MATERIAL TO PROCESS:
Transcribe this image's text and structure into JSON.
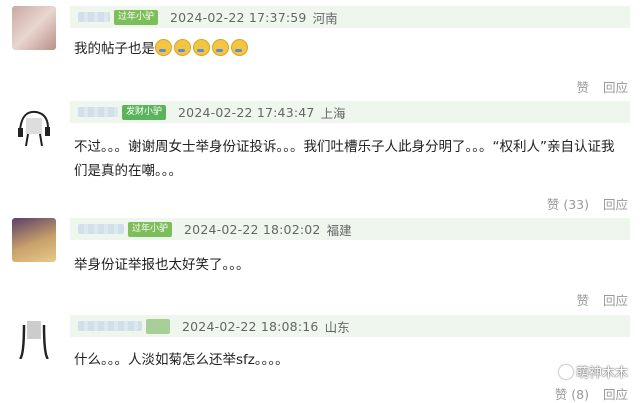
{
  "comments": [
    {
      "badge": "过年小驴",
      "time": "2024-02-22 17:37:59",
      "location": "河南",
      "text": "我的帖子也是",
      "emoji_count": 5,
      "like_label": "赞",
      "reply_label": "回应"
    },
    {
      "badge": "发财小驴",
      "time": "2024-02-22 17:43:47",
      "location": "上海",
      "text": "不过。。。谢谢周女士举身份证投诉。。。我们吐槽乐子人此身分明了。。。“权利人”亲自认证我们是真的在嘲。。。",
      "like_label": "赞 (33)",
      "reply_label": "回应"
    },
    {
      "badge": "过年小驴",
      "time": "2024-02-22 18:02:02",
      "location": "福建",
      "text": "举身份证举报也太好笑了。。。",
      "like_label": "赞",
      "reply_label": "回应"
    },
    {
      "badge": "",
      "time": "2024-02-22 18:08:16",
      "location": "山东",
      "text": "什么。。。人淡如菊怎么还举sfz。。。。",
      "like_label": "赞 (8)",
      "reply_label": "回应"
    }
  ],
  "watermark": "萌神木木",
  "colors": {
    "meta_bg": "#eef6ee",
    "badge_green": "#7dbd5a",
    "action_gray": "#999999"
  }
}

THE REQUEST: Give back the whole listing as it stands, minus its pictures.

WRITTEN RESPONSE:
Transcribe this image's text and structure into JSON.
{
  "comments": [
    {
      "badge": "过年小驴",
      "time": "2024-02-22 17:37:59",
      "location": "河南",
      "text": "我的帖子也是",
      "emoji_count": 5,
      "like_label": "赞",
      "reply_label": "回应"
    },
    {
      "badge": "发财小驴",
      "time": "2024-02-22 17:43:47",
      "location": "上海",
      "text": "不过。。。谢谢周女士举身份证投诉。。。我们吐槽乐子人此身分明了。。。“权利人”亲自认证我们是真的在嘲。。。",
      "like_label": "赞 (33)",
      "reply_label": "回应"
    },
    {
      "badge": "过年小驴",
      "time": "2024-02-22 18:02:02",
      "location": "福建",
      "text": "举身份证举报也太好笑了。。。",
      "like_label": "赞",
      "reply_label": "回应"
    },
    {
      "badge": "",
      "time": "2024-02-22 18:08:16",
      "location": "山东",
      "text": "什么。。。人淡如菊怎么还举sfz。。。。",
      "like_label": "赞 (8)",
      "reply_label": "回应"
    }
  ],
  "watermark": "萌神木木",
  "colors": {
    "meta_bg": "#eef6ee",
    "badge_green": "#7dbd5a",
    "action_gray": "#999999"
  }
}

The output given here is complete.